▼

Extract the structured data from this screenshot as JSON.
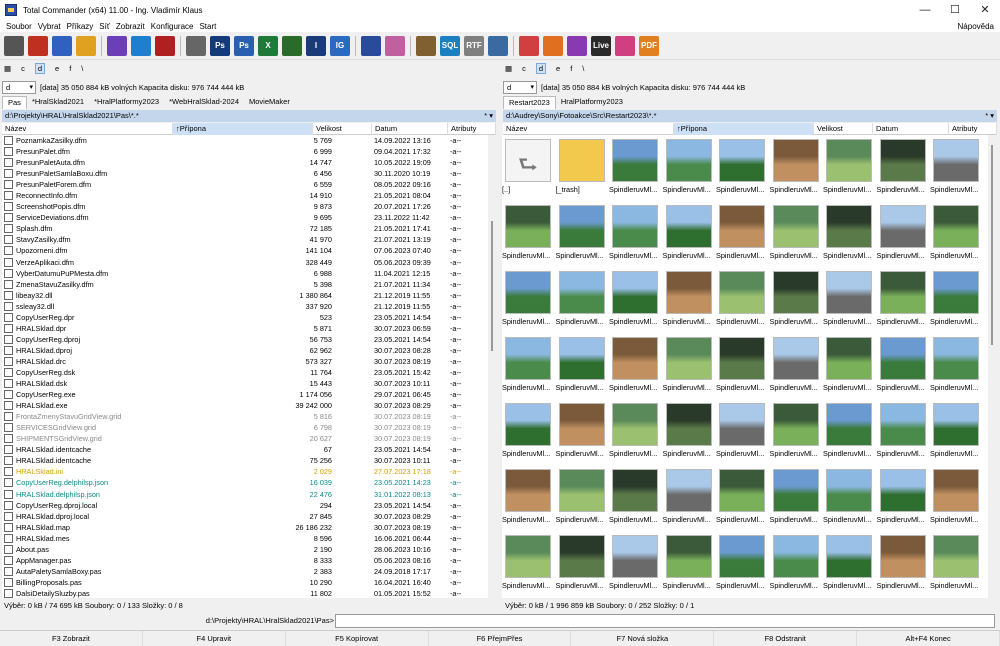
{
  "window": {
    "title": "Total Commander (x64) 11.00 - Ing. Vladimír Klaus"
  },
  "menu": [
    "Soubor",
    "Vybrat",
    "Příkazy",
    "Síť",
    "Zobrazit",
    "Konfigurace",
    "Start"
  ],
  "menu_help": "Nápověda",
  "toolbar_icons": [
    "calculator-icon",
    "puzzle-icon",
    "notepad-icon",
    "wrench-icon",
    "visual-studio-icon",
    "vscode-icon",
    "app-icon",
    "printer-icon",
    "photoshop-icon",
    "photoshop2-icon",
    "excel-icon",
    "app2-icon",
    "inkscape-icon",
    "illustrator-icon",
    "network-icon",
    "grid-icon",
    "clipboard-icon",
    "sql-icon",
    "rtf-icon",
    "window-icon",
    "check-icon",
    "audio-icon",
    "music-icon",
    "live-icon",
    "davinci-icon",
    "pdf-icon"
  ],
  "drives": {
    "left": [
      "c",
      "d",
      "e",
      "f",
      "\\"
    ],
    "right": [
      "c",
      "d",
      "e",
      "f",
      "\\"
    ]
  },
  "left": {
    "drive": "d",
    "info": "[data]  35 050 884 kB volných  Kapacita disku: 976 744 444 kB",
    "tabs": [
      "Pas",
      "*HralSklad2021",
      "*HralPlatformy2023",
      "*WebHralSklad-2024",
      "MovieMaker"
    ],
    "path": "d:\\Projekty\\HRAL\\HralSklad2021\\Pas\\*.*",
    "headers": [
      "Název",
      "Přípona",
      "Velikost",
      "Datum",
      "Atributy"
    ],
    "rows": [
      [
        "PoznamkaZasilky.dfm",
        "5 769",
        "14.09.2022 13:16",
        "-a--",
        ""
      ],
      [
        "PresunPalet.dfm",
        "6 999",
        "09.04.2021 17:32",
        "-a--",
        ""
      ],
      [
        "PresunPaletAuta.dfm",
        "14 747",
        "10.05.2022 19:09",
        "-a--",
        ""
      ],
      [
        "PresunPaletSamlaBoxu.dfm",
        "6 456",
        "30.11.2020 10:19",
        "-a--",
        ""
      ],
      [
        "PresunPaletForem.dfm",
        "6 559",
        "08.05.2022 09:16",
        "-a--",
        ""
      ],
      [
        "ReconnectInfo.dfm",
        "14 910",
        "21.05.2021 08:04",
        "-a--",
        ""
      ],
      [
        "ScreenshotPopis.dfm",
        "9 873",
        "20.07.2021 17:26",
        "-a--",
        ""
      ],
      [
        "ServiceDeviations.dfm",
        "9 695",
        "23.11.2022 11:42",
        "-a--",
        ""
      ],
      [
        "Splash.dfm",
        "72 185",
        "21.05.2021 17:41",
        "-a--",
        ""
      ],
      [
        "StavyZasilky.dfm",
        "41 970",
        "21.07.2021 13:19",
        "-a--",
        ""
      ],
      [
        "Upozorneni.dfm",
        "141 104",
        "07.06.2023 07:40",
        "-a--",
        ""
      ],
      [
        "VerzeAplikaci.dfm",
        "328 449",
        "05.06.2023 09:39",
        "-a--",
        ""
      ],
      [
        "VyberDatumuPuPMesta.dfm",
        "6 988",
        "11.04.2021 12:15",
        "-a--",
        ""
      ],
      [
        "ZmenaStavuZasilky.dfm",
        "5 398",
        "21.07.2021 11:34",
        "-a--",
        ""
      ],
      [
        "libeay32.dll",
        "1 380 864",
        "21.12.2019 11:55",
        "-a--",
        ""
      ],
      [
        "ssleay32.dll",
        "337 920",
        "21.12.2019 11:55",
        "-a--",
        ""
      ],
      [
        "CopyUserReg.dpr",
        "523",
        "23.05.2021 14:54",
        "-a--",
        ""
      ],
      [
        "HRALSklad.dpr",
        "5 871",
        "30.07.2023 06:59",
        "-a--",
        ""
      ],
      [
        "CopyUserReg.dproj",
        "56 753",
        "23.05.2021 14:54",
        "-a--",
        ""
      ],
      [
        "HRALSklad.dproj",
        "62 962",
        "30.07.2023 08:28",
        "-a--",
        ""
      ],
      [
        "HRALSklad.drc",
        "573 327",
        "30.07.2023 08:19",
        "-a--",
        ""
      ],
      [
        "CopyUserReg.dsk",
        "11 764",
        "23.05.2021 15:42",
        "-a--",
        ""
      ],
      [
        "HRALSklad.dsk",
        "15 443",
        "30.07.2023 10:11",
        "-a--",
        ""
      ],
      [
        "CopyUserReg.exe",
        "1 174 056",
        "29.07.2021 06:45",
        "-a--",
        ""
      ],
      [
        "HRALSklad.exe",
        "39 242 000",
        "30.07.2023 08:29",
        "-a--",
        ""
      ],
      [
        "FrontaZmenyStavuGridView.grid",
        "5 816",
        "30.07.2023 08:19",
        "-a--",
        "gray"
      ],
      [
        "SERVICESGridView.grid",
        "6 798",
        "30.07.2023 08:19",
        "-a--",
        "gray"
      ],
      [
        "SHIPMENTSGridView.grid",
        "20 627",
        "30.07.2023 08:19",
        "-a--",
        "gray"
      ],
      [
        "HRALSklad.identcache",
        "67",
        "23.05.2021 14:54",
        "-a--",
        ""
      ],
      [
        "HRALSklad.identcache",
        "75 256",
        "30.07.2023 10:11",
        "-a--",
        ""
      ],
      [
        "HRALSklad.ini",
        "2 029",
        "27.07.2023 17:18",
        "-a--",
        "orange"
      ],
      [
        "CopyUserReg.delphilsp.json",
        "16 039",
        "23.05.2021 14:23",
        "-a--",
        "teal"
      ],
      [
        "HRALSklad.delphilsp.json",
        "22 476",
        "31.01.2022 08:13",
        "-a--",
        "teal"
      ],
      [
        "CopyUserReg.dproj.local",
        "294",
        "23.05.2021 14:54",
        "-a--",
        ""
      ],
      [
        "HRALSklad.dproj.local",
        "27 845",
        "30.07.2023 08:29",
        "-a--",
        ""
      ],
      [
        "HRALSklad.map",
        "26 186 232",
        "30.07.2023 08:19",
        "-a--",
        ""
      ],
      [
        "HRALSklad.mes",
        "8 596",
        "16.06.2021 06:44",
        "-a--",
        ""
      ],
      [
        "About.pas",
        "2 190",
        "28.06.2023 10:16",
        "-a--",
        ""
      ],
      [
        "AppManager.pas",
        "8 333",
        "05.06.2023 08:16",
        "-a--",
        ""
      ],
      [
        "AutaPaletySamlaBoxy.pas",
        "2 383",
        "24.09.2018 17:17",
        "-a--",
        ""
      ],
      [
        "BillingProposals.pas",
        "10 290",
        "16.04.2021 16:40",
        "-a--",
        ""
      ],
      [
        "DalsiDetailySluzby.pas",
        "11 802",
        "01.05.2021 15:52",
        "-a--",
        ""
      ]
    ],
    "status": "Výběr: 0 kB / 74 695 kB  Soubory: 0 / 133  Složky: 0 / 8"
  },
  "right": {
    "drive": "d",
    "info": "[data]  35 050 884 kB volných  Kapacita disku: 976 744 444 kB",
    "tabs": [
      "Restart2023",
      "HralPlatformy2023"
    ],
    "path": "d:\\Audrey\\Sony\\Fotoakce\\Src\\Restart2023\\*.*",
    "headers": [
      "Název",
      "Přípona",
      "Velikost",
      "Datum",
      "Atributy"
    ],
    "thumb_label": "SpindleruvMl...",
    "first_labels": [
      "[..]",
      "[_trash]"
    ],
    "status": "Výběr: 0 kB / 1 996 859 kB  Soubory: 0 / 252  Složky: 0 / 1"
  },
  "cmdline": {
    "label": "d:\\Projekty\\HRAL\\HralSklad2021\\Pas>",
    "value": ""
  },
  "fkeys": [
    "F3 Zobrazit",
    "F4 Upravit",
    "F5 Kopírovat",
    "F6 PřejmPřes",
    "F7 Nová složka",
    "F8 Odstranit",
    "Alt+F4 Konec"
  ]
}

▲

YOUR OBJECTIVE
Filter the listing for the word "local" and copy every line that holds it.

CORRECT ANSWER
        "CopyUserReg.dproj.local",
        "HRALSklad.dproj.local",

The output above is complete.